═════ DATA ═════

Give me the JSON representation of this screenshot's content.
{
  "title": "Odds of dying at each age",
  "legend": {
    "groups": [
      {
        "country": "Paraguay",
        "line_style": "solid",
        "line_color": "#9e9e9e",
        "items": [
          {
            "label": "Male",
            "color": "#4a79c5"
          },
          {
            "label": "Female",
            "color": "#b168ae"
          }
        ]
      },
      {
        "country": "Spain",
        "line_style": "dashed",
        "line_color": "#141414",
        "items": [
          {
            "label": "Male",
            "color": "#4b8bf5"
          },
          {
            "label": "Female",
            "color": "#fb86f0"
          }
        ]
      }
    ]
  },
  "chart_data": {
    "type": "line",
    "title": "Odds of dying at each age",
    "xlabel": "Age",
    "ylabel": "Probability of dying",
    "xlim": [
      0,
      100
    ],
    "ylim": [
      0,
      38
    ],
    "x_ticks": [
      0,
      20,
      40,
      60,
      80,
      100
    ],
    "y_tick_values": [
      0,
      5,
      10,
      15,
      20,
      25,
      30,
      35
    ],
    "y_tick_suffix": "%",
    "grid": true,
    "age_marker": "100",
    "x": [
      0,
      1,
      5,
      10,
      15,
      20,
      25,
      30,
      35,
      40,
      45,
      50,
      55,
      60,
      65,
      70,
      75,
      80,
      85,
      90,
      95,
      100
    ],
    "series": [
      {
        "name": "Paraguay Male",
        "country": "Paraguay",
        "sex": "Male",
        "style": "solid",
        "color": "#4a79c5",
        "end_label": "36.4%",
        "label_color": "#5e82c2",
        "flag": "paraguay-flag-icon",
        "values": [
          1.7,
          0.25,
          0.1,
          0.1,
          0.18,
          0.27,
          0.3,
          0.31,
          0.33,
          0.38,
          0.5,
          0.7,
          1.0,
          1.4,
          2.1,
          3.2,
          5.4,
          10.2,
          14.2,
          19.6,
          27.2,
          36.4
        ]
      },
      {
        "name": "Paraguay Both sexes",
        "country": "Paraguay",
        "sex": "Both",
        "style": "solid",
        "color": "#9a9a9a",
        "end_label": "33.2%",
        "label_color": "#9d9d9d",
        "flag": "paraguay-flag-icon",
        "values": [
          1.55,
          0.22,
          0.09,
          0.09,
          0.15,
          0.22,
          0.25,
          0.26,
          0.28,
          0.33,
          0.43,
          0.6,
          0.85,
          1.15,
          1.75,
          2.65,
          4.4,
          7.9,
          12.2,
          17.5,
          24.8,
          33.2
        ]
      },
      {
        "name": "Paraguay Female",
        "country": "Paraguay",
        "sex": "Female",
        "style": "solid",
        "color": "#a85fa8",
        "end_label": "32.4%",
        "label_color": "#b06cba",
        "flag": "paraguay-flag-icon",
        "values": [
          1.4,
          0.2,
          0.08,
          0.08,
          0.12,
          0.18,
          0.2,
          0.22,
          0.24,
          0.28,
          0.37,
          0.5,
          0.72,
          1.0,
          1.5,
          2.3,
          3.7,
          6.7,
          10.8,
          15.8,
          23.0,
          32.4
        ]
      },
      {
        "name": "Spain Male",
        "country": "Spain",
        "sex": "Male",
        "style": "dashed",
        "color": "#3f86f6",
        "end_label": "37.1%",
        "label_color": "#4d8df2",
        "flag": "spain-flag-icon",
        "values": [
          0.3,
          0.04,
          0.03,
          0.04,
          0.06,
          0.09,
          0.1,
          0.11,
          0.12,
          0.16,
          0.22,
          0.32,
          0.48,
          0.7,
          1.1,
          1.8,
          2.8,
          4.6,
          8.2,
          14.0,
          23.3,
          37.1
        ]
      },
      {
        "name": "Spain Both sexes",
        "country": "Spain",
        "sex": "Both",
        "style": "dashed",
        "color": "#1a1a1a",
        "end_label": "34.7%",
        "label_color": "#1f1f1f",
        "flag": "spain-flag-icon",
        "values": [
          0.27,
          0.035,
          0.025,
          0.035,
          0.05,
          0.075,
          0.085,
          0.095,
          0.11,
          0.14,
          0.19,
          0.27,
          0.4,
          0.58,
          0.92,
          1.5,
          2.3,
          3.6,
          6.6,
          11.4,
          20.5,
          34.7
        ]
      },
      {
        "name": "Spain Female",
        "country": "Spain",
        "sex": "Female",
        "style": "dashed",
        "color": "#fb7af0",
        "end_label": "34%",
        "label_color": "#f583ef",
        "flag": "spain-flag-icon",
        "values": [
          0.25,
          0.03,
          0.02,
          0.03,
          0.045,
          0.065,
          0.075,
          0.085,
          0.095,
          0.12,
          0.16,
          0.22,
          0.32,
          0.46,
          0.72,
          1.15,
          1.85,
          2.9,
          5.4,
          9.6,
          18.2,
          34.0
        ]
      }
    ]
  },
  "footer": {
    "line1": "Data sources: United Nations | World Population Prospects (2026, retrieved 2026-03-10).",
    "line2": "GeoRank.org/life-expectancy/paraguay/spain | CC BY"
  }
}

═════

▶ **WRITTEN EXERCISE**: Using the data above, say how many lines include "sexes". No other reply is needed.

▶ **TASK OUTPUT**: 2